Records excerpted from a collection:
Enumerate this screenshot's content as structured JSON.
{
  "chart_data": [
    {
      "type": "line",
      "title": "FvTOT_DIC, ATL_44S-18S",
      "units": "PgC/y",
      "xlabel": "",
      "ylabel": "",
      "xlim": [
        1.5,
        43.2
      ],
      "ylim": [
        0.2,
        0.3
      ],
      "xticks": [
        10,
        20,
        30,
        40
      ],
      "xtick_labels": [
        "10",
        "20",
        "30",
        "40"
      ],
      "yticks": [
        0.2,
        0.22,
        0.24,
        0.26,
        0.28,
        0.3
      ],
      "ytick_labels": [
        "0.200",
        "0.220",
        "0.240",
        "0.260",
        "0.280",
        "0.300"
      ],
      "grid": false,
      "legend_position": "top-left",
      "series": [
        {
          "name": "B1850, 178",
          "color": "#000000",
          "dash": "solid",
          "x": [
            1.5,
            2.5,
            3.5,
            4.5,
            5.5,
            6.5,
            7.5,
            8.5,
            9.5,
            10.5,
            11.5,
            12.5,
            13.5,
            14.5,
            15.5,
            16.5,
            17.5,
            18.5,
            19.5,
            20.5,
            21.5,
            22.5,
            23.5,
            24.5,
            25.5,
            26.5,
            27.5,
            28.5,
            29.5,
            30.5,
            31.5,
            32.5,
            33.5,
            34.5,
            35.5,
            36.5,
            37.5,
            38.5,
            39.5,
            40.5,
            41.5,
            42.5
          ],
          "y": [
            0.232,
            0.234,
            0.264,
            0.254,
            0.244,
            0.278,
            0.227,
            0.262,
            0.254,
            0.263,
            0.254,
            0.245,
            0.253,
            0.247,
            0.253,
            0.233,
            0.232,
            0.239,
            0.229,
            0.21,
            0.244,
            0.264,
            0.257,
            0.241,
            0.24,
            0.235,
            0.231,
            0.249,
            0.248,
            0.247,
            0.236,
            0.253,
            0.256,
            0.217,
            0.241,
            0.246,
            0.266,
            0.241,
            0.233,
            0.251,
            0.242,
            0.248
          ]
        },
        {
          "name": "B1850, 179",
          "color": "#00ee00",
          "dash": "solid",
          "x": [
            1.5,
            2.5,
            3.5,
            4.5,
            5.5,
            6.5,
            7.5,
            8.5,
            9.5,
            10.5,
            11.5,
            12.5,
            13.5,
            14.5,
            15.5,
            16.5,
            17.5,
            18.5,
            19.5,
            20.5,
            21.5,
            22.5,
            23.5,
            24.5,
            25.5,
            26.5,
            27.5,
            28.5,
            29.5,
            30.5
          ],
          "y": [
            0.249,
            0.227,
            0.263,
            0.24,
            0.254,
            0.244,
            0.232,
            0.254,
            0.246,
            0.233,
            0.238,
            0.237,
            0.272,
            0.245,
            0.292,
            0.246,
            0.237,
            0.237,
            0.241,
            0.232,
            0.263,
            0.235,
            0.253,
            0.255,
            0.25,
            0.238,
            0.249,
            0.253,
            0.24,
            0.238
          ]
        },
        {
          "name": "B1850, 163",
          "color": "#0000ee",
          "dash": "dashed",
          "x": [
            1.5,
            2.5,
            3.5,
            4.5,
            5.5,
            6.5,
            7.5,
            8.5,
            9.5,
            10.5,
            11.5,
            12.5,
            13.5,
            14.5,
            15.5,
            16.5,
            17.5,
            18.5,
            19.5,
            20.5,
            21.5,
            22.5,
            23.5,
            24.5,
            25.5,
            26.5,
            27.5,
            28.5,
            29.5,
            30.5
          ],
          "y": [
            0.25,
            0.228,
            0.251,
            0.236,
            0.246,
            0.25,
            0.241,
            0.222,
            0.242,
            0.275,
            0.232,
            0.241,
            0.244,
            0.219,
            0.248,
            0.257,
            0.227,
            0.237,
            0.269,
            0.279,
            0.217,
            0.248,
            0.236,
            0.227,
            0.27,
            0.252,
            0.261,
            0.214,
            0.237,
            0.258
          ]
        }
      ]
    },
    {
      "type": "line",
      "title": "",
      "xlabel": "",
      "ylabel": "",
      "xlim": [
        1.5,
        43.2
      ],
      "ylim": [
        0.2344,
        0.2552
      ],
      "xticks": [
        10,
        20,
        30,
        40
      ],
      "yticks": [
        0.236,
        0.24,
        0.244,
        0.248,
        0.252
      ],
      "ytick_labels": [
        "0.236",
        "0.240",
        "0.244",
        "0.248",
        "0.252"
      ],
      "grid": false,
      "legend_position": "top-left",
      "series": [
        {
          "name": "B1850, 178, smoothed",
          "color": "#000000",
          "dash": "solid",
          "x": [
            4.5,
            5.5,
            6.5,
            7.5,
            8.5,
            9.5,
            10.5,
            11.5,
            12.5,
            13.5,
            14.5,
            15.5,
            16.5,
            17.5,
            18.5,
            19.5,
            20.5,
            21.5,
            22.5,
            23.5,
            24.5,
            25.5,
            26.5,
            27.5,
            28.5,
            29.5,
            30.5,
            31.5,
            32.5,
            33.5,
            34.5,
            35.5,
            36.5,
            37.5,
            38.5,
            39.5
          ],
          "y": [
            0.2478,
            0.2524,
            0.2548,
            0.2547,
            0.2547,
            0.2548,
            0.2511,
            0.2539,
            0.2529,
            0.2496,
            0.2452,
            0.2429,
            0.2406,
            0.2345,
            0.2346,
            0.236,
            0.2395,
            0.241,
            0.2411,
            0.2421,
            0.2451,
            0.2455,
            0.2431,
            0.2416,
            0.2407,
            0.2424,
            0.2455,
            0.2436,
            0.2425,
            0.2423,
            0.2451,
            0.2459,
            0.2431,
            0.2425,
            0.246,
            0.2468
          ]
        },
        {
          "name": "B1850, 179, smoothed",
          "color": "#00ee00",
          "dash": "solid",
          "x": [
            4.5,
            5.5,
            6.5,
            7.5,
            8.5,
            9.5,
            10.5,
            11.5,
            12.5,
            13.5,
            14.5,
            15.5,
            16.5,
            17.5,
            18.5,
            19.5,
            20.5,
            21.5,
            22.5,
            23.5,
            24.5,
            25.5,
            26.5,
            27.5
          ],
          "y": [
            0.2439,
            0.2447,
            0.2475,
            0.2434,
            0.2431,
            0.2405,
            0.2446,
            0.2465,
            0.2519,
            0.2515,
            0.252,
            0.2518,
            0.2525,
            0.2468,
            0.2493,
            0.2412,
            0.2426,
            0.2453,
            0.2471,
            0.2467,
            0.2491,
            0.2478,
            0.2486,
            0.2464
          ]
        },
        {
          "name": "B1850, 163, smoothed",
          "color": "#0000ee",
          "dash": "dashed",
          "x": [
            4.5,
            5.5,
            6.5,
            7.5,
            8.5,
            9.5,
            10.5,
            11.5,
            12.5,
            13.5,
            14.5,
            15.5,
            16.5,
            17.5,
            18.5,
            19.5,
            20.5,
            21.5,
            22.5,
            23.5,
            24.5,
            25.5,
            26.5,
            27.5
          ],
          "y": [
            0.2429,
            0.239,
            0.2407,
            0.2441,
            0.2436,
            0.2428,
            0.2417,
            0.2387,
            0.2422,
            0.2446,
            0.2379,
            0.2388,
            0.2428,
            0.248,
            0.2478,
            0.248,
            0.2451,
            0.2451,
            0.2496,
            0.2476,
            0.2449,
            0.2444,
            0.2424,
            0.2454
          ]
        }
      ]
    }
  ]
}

INSTRUCTIONS FOR THE TASK: Reproduce the data shown above exactly.

FULL ANSWER:
Enumerate this screenshot's content as structured JSON.
{
  "chart_data": [
    {
      "type": "line",
      "title": "FvTOT_DIC, ATL_44S-18S",
      "units": "PgC/y",
      "xlabel": "",
      "ylabel": "",
      "xlim": [
        1.5,
        43.2
      ],
      "ylim": [
        0.2,
        0.3
      ],
      "xticks": [
        10,
        20,
        30,
        40
      ],
      "xtick_labels": [
        "10",
        "20",
        "30",
        "40"
      ],
      "yticks": [
        0.2,
        0.22,
        0.24,
        0.26,
        0.28,
        0.3
      ],
      "ytick_labels": [
        "0.200",
        "0.220",
        "0.240",
        "0.260",
        "0.280",
        "0.300"
      ],
      "grid": false,
      "legend_position": "top-left",
      "series": [
        {
          "name": "B1850, 178",
          "color": "#000000",
          "dash": "solid",
          "x": [
            1.5,
            2.5,
            3.5,
            4.5,
            5.5,
            6.5,
            7.5,
            8.5,
            9.5,
            10.5,
            11.5,
            12.5,
            13.5,
            14.5,
            15.5,
            16.5,
            17.5,
            18.5,
            19.5,
            20.5,
            21.5,
            22.5,
            23.5,
            24.5,
            25.5,
            26.5,
            27.5,
            28.5,
            29.5,
            30.5,
            31.5,
            32.5,
            33.5,
            34.5,
            35.5,
            36.5,
            37.5,
            38.5,
            39.5,
            40.5,
            41.5,
            42.5
          ],
          "y": [
            0.232,
            0.234,
            0.264,
            0.254,
            0.244,
            0.278,
            0.227,
            0.262,
            0.254,
            0.263,
            0.254,
            0.245,
            0.253,
            0.247,
            0.253,
            0.233,
            0.232,
            0.239,
            0.229,
            0.21,
            0.244,
            0.264,
            0.257,
            0.241,
            0.24,
            0.235,
            0.231,
            0.249,
            0.248,
            0.247,
            0.236,
            0.253,
            0.256,
            0.217,
            0.241,
            0.246,
            0.266,
            0.241,
            0.233,
            0.251,
            0.242,
            0.248
          ]
        },
        {
          "name": "B1850, 179",
          "color": "#00ee00",
          "dash": "solid",
          "x": [
            1.5,
            2.5,
            3.5,
            4.5,
            5.5,
            6.5,
            7.5,
            8.5,
            9.5,
            10.5,
            11.5,
            12.5,
            13.5,
            14.5,
            15.5,
            16.5,
            17.5,
            18.5,
            19.5,
            20.5,
            21.5,
            22.5,
            23.5,
            24.5,
            25.5,
            26.5,
            27.5,
            28.5,
            29.5,
            30.5
          ],
          "y": [
            0.249,
            0.227,
            0.263,
            0.24,
            0.254,
            0.244,
            0.232,
            0.254,
            0.246,
            0.233,
            0.238,
            0.237,
            0.272,
            0.245,
            0.292,
            0.246,
            0.237,
            0.237,
            0.241,
            0.232,
            0.263,
            0.235,
            0.253,
            0.255,
            0.25,
            0.238,
            0.249,
            0.253,
            0.24,
            0.238
          ]
        },
        {
          "name": "B1850, 163",
          "color": "#0000ee",
          "dash": "dashed",
          "x": [
            1.5,
            2.5,
            3.5,
            4.5,
            5.5,
            6.5,
            7.5,
            8.5,
            9.5,
            10.5,
            11.5,
            12.5,
            13.5,
            14.5,
            15.5,
            16.5,
            17.5,
            18.5,
            19.5,
            20.5,
            21.5,
            22.5,
            23.5,
            24.5,
            25.5,
            26.5,
            27.5,
            28.5,
            29.5,
            30.5
          ],
          "y": [
            0.25,
            0.228,
            0.251,
            0.236,
            0.246,
            0.25,
            0.241,
            0.222,
            0.242,
            0.275,
            0.232,
            0.241,
            0.244,
            0.219,
            0.248,
            0.257,
            0.227,
            0.237,
            0.269,
            0.279,
            0.217,
            0.248,
            0.236,
            0.227,
            0.27,
            0.252,
            0.261,
            0.214,
            0.237,
            0.258
          ]
        }
      ]
    },
    {
      "type": "line",
      "title": "",
      "xlabel": "",
      "ylabel": "",
      "xlim": [
        1.5,
        43.2
      ],
      "ylim": [
        0.2344,
        0.2552
      ],
      "xticks": [
        10,
        20,
        30,
        40
      ],
      "yticks": [
        0.236,
        0.24,
        0.244,
        0.248,
        0.252
      ],
      "ytick_labels": [
        "0.236",
        "0.240",
        "0.244",
        "0.248",
        "0.252"
      ],
      "grid": false,
      "legend_position": "top-left",
      "series": [
        {
          "name": "B1850, 178, smoothed",
          "color": "#000000",
          "dash": "solid",
          "x": [
            4.5,
            5.5,
            6.5,
            7.5,
            8.5,
            9.5,
            10.5,
            11.5,
            12.5,
            13.5,
            14.5,
            15.5,
            16.5,
            17.5,
            18.5,
            19.5,
            20.5,
            21.5,
            22.5,
            23.5,
            24.5,
            25.5,
            26.5,
            27.5,
            28.5,
            29.5,
            30.5,
            31.5,
            32.5,
            33.5,
            34.5,
            35.5,
            36.5,
            37.5,
            38.5,
            39.5
          ],
          "y": [
            0.2478,
            0.2524,
            0.2548,
            0.2547,
            0.2547,
            0.2548,
            0.2511,
            0.2539,
            0.2529,
            0.2496,
            0.2452,
            0.2429,
            0.2406,
            0.2345,
            0.2346,
            0.236,
            0.2395,
            0.241,
            0.2411,
            0.2421,
            0.2451,
            0.2455,
            0.2431,
            0.2416,
            0.2407,
            0.2424,
            0.2455,
            0.2436,
            0.2425,
            0.2423,
            0.2451,
            0.2459,
            0.2431,
            0.2425,
            0.246,
            0.2468
          ]
        },
        {
          "name": "B1850, 179, smoothed",
          "color": "#00ee00",
          "dash": "solid",
          "x": [
            4.5,
            5.5,
            6.5,
            7.5,
            8.5,
            9.5,
            10.5,
            11.5,
            12.5,
            13.5,
            14.5,
            15.5,
            16.5,
            17.5,
            18.5,
            19.5,
            20.5,
            21.5,
            22.5,
            23.5,
            24.5,
            25.5,
            26.5,
            27.5
          ],
          "y": [
            0.2439,
            0.2447,
            0.2475,
            0.2434,
            0.2431,
            0.2405,
            0.2446,
            0.2465,
            0.2519,
            0.2515,
            0.252,
            0.2518,
            0.2525,
            0.2468,
            0.2493,
            0.2412,
            0.2426,
            0.2453,
            0.2471,
            0.2467,
            0.2491,
            0.2478,
            0.2486,
            0.2464
          ]
        },
        {
          "name": "B1850, 163, smoothed",
          "color": "#0000ee",
          "dash": "dashed",
          "x": [
            4.5,
            5.5,
            6.5,
            7.5,
            8.5,
            9.5,
            10.5,
            11.5,
            12.5,
            13.5,
            14.5,
            15.5,
            16.5,
            17.5,
            18.5,
            19.5,
            20.5,
            21.5,
            22.5,
            23.5,
            24.5,
            25.5,
            26.5,
            27.5
          ],
          "y": [
            0.2429,
            0.239,
            0.2407,
            0.2441,
            0.2436,
            0.2428,
            0.2417,
            0.2387,
            0.2422,
            0.2446,
            0.2379,
            0.2388,
            0.2428,
            0.248,
            0.2478,
            0.248,
            0.2451,
            0.2451,
            0.2496,
            0.2476,
            0.2449,
            0.2444,
            0.2424,
            0.2454
          ]
        }
      ]
    }
  ]
}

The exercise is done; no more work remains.